▶ [TASK INPUT]:
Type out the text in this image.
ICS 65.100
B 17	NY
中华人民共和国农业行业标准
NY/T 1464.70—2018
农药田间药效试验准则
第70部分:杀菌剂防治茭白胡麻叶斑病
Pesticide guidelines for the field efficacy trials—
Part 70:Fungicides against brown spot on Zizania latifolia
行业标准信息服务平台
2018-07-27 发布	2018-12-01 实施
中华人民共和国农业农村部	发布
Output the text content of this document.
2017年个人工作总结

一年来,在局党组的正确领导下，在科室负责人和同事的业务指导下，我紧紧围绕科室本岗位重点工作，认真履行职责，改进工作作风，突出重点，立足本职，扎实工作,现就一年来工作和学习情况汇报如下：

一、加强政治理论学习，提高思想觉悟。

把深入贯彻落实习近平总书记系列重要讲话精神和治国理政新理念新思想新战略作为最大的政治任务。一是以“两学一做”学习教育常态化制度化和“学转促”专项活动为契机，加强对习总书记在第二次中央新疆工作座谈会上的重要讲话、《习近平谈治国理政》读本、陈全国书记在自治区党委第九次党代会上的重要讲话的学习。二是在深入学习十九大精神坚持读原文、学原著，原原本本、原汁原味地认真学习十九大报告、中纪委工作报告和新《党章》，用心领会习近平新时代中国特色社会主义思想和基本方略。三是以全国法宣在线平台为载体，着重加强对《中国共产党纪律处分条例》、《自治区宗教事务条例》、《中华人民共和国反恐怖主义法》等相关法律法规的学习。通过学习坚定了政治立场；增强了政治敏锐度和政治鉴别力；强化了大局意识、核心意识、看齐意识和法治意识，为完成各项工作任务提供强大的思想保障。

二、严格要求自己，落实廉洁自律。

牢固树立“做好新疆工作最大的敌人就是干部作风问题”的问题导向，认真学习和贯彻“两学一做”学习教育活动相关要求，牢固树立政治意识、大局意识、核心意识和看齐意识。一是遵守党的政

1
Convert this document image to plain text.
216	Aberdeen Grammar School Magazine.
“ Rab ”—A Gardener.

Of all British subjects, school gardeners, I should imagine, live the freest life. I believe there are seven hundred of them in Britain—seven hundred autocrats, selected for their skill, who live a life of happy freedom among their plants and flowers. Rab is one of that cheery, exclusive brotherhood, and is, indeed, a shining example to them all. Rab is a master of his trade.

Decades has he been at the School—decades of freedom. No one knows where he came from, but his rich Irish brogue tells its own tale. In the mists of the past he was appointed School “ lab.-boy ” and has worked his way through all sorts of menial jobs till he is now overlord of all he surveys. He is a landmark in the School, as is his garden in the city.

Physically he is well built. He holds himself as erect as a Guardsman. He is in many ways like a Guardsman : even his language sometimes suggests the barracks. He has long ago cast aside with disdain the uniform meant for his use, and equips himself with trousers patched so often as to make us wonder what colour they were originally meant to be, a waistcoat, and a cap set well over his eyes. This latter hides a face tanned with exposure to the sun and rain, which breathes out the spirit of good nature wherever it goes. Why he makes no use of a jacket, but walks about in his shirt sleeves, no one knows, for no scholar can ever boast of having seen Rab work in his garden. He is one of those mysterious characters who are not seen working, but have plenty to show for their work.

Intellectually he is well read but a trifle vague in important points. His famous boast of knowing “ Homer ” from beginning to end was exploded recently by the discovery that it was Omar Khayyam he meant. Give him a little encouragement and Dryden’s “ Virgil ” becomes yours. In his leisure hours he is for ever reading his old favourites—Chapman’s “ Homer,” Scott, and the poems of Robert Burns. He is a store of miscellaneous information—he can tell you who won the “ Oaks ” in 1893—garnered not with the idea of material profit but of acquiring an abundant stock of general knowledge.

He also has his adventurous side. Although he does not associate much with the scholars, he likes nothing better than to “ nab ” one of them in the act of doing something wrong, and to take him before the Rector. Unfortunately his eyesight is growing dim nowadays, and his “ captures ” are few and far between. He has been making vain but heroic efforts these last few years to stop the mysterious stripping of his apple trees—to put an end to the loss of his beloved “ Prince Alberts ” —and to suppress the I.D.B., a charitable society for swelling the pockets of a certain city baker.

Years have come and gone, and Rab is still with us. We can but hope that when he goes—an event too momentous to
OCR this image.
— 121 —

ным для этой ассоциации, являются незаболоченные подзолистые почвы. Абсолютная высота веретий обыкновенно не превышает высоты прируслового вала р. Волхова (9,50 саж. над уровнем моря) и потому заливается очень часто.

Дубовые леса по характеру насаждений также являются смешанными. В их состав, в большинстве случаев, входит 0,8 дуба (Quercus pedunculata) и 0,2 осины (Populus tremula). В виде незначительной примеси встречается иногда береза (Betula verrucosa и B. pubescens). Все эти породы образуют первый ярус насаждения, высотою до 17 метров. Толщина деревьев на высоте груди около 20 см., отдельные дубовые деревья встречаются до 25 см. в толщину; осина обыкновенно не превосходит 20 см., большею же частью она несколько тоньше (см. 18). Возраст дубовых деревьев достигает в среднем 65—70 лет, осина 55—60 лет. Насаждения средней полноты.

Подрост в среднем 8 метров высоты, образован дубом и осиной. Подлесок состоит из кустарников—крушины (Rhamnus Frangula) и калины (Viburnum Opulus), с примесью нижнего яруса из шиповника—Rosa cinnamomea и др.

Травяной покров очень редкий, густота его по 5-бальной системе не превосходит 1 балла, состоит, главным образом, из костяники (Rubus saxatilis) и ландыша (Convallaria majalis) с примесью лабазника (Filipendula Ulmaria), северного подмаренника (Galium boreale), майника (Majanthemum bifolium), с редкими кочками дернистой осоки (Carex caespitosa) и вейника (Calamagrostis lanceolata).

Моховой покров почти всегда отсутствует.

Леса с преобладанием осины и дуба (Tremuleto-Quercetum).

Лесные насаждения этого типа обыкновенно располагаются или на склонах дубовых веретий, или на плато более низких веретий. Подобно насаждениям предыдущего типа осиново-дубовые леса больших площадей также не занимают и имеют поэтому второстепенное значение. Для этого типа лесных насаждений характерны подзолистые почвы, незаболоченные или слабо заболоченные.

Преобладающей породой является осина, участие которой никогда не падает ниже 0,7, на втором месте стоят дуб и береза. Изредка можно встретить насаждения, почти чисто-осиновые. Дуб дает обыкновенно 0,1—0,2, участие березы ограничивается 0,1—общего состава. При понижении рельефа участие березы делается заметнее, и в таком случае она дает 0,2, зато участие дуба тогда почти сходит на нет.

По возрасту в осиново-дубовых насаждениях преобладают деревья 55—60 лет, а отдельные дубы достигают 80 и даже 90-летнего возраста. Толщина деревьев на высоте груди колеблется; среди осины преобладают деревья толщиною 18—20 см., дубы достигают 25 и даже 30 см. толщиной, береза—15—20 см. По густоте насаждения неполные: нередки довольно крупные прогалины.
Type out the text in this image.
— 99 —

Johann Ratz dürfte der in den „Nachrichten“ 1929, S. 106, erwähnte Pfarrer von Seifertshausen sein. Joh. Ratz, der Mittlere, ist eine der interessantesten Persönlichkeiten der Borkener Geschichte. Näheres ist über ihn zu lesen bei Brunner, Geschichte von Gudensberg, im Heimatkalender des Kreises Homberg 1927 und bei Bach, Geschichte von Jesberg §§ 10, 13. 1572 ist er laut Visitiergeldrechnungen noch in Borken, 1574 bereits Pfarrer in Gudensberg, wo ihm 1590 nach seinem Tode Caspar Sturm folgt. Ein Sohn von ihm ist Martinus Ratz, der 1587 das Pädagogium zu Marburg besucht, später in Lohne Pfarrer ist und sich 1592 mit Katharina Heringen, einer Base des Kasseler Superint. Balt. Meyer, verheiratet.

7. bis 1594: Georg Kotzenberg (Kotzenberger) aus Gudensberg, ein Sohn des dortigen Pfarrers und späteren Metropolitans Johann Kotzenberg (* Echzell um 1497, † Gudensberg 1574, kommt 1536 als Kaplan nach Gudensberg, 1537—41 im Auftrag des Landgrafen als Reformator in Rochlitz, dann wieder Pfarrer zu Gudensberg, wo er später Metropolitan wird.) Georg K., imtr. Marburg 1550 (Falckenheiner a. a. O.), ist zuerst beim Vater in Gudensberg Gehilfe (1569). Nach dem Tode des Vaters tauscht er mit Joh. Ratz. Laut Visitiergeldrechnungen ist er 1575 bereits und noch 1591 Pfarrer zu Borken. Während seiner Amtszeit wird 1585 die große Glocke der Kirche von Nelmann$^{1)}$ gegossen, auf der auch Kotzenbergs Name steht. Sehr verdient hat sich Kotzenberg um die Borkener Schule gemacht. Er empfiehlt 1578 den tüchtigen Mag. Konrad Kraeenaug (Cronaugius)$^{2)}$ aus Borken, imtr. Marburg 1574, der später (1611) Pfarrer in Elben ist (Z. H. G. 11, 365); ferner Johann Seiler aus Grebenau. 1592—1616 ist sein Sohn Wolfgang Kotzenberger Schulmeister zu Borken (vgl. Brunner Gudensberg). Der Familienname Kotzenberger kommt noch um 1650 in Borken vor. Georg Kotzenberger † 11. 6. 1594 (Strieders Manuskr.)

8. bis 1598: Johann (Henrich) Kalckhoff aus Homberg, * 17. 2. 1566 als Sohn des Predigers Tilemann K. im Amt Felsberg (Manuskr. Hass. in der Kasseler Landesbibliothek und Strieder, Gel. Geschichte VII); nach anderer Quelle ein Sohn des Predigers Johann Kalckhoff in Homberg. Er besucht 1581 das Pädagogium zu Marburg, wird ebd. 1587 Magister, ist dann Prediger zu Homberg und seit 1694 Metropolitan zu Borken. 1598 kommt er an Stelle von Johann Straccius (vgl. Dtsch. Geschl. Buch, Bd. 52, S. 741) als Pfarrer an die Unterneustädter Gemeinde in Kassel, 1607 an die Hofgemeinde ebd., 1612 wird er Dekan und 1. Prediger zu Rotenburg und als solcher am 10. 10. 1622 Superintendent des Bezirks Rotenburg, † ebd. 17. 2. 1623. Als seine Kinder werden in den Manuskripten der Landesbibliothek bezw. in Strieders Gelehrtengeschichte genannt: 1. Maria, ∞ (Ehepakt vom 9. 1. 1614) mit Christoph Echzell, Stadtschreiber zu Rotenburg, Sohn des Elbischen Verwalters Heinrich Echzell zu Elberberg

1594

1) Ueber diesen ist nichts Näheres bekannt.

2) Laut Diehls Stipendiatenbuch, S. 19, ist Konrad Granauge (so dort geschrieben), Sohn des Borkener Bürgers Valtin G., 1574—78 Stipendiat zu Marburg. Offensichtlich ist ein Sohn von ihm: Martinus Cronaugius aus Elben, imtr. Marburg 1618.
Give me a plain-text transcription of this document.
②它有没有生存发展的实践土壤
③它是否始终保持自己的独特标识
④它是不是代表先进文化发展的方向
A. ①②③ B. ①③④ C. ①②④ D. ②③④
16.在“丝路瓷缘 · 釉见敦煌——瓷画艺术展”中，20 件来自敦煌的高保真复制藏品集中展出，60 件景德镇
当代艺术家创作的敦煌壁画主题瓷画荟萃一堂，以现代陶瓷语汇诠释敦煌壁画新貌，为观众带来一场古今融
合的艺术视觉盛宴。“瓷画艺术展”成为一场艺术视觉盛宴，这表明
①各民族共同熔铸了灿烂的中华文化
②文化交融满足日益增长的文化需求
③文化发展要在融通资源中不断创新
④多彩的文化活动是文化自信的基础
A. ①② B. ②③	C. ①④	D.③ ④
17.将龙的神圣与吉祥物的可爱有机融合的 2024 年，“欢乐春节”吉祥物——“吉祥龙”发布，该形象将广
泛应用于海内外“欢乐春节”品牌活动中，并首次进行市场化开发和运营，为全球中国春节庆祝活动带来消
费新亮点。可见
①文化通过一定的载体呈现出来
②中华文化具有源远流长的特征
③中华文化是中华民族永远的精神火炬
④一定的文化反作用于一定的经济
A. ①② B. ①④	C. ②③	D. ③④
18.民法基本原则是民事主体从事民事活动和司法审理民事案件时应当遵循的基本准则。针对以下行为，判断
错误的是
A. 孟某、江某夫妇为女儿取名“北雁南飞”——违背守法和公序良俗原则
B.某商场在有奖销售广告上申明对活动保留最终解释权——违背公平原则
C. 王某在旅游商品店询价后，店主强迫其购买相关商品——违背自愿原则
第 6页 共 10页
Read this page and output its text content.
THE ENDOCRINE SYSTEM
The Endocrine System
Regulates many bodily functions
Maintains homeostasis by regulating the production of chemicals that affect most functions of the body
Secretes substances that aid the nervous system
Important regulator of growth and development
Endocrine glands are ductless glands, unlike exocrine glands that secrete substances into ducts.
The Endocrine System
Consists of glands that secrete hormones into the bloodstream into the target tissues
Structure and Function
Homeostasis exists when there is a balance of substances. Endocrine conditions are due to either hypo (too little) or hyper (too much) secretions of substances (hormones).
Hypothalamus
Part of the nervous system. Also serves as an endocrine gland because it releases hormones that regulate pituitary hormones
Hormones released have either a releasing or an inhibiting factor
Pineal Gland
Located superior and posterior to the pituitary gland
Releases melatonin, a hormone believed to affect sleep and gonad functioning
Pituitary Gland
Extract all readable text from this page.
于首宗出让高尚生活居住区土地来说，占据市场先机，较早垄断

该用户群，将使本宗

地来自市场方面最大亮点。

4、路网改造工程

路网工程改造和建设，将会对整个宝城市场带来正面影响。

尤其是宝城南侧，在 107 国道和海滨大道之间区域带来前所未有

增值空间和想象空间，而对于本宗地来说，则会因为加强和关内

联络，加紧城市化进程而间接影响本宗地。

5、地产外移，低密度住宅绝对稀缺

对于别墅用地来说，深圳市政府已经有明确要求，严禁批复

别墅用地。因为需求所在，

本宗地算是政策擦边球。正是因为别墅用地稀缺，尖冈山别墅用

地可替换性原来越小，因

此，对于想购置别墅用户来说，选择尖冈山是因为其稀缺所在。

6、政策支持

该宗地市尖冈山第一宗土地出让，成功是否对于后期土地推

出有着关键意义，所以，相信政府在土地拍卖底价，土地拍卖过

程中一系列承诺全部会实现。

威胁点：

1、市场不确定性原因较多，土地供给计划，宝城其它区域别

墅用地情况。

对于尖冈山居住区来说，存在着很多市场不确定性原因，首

▶ [DO THIS]: List each line of the entries that holds the string "plain".

▶ [RESULT OF THIS TASK]:
Convert this document image to plain text.
Give me a plain-text transcription of this document.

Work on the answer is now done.